Copy each line below exactly and leave the pictures out.

'''

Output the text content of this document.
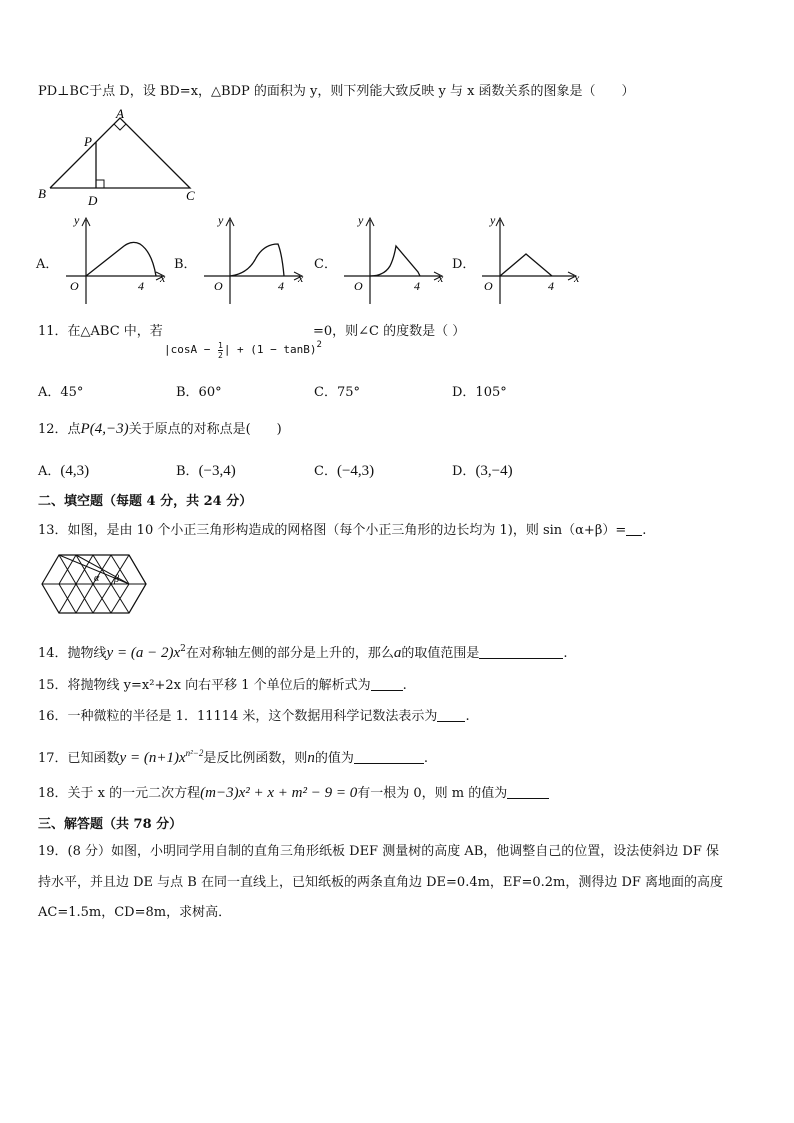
PD⊥BC于点 D，设 BD=x，△BDP 的面积为 y，则下列能大致反映 y 与 x 函数关系的图象是（　　）
A
P
B	D	C
A．
y
O	4
x
B．
y
O	4
x
C．
y
O	4
x
D．
y
O	4
x
11．在△ABC 中，若
$|\cos A - \frac{1}{2}$ | + $(1 - \tan B)^2$
=0，则∠C 的度数是（ ）
A．45°	B．60°	C．75°	D．105°
12．点P(4,−3)关于原点的对称点是(　　)
A．(4,3)	B．(−3,4)	C．(−4,3)	D．(3,−4)
二、填空题（每题 4 分，共 24 分）
13．如图，是由 10 个小正三角形构造成的网格图（每个小正三角形的边长均为 1)，则 sin（α+β）= .
α β
14．抛物线$y = (a - 2)x^2$在对称轴左侧的部分是上升的，那么a的取值范围是	.
15．将抛物线 y=x²+2x 向右平移 1 个单位后的解析式为 .
16．一种微粒的半径是 1．11114 米，这个数据用科学记数法表示为 .
17．已知函数$y = (n+1)x^{n^2-2}$是反比例函数，则n的值为	.
18．关于 x 的一元二次方程(m−3)x² + x + m² − 9 = 0有一根为 0，则 m 的值为
三、解答题（共 78 分）
19．(8 分）如图，小明同学用自制的直角三角形纸板 DEF 测量树的高度 AB，他调整自己的位置，设法使斜边 DF 保
持水平，并且边 DE 与点 B 在同一直线上，已知纸板的两条直角边 DE=0.4m，EF=0.2m，测得边 DF 离地面的高度
AC=1.5m，CD=8m，求树高．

'''

◆ Exercise response:
Output the text content of this document.
PD⊥BC于点 D，设 BD=x，△BDP 的面积为 y，则下列能大致反映 y 与 x 函数关系的图象是（　　）
A
P
B	D	C
A．
y
O	4
x
B．
y
O	4
x
C．
y
O	4
x
D．
y
O	4
x
11．在△ABC 中，若
$|\cos A - \frac{1}{2}$ | + $(1 - \tan B)^2$
=0，则∠C 的度数是（ ）
A．45°	B．60°	C．75°	D．105°
12．点P(4,−3)关于原点的对称点是(　　)
A．(4,3)	B．(−3,4)	C．(−4,3)	D．(3,−4)
二、填空题（每题 4 分，共 24 分）
13．如图，是由 10 个小正三角形构造成的网格图（每个小正三角形的边长均为 1)，则 sin（α+β）= .
α β
14．抛物线$y = (a - 2)x^2$在对称轴左侧的部分是上升的，那么a的取值范围是	.
15．将抛物线 y=x²+2x 向右平移 1 个单位后的解析式为 .
16．一种微粒的半径是 1．11114 米，这个数据用科学记数法表示为 .
17．已知函数$y = (n+1)x^{n^2-2}$是反比例函数，则n的值为	.
18．关于 x 的一元二次方程(m−3)x² + x + m² − 9 = 0有一根为 0，则 m 的值为
三、解答题（共 78 分）
19．(8 分）如图，小明同学用自制的直角三角形纸板 DEF 测量树的高度 AB，他调整自己的位置，设法使斜边 DF 保
持水平，并且边 DE 与点 B 在同一直线上，已知纸板的两条直角边 DE=0.4m，EF=0.2m，测得边 DF 离地面的高度
AC=1.5m，CD=8m，求树高．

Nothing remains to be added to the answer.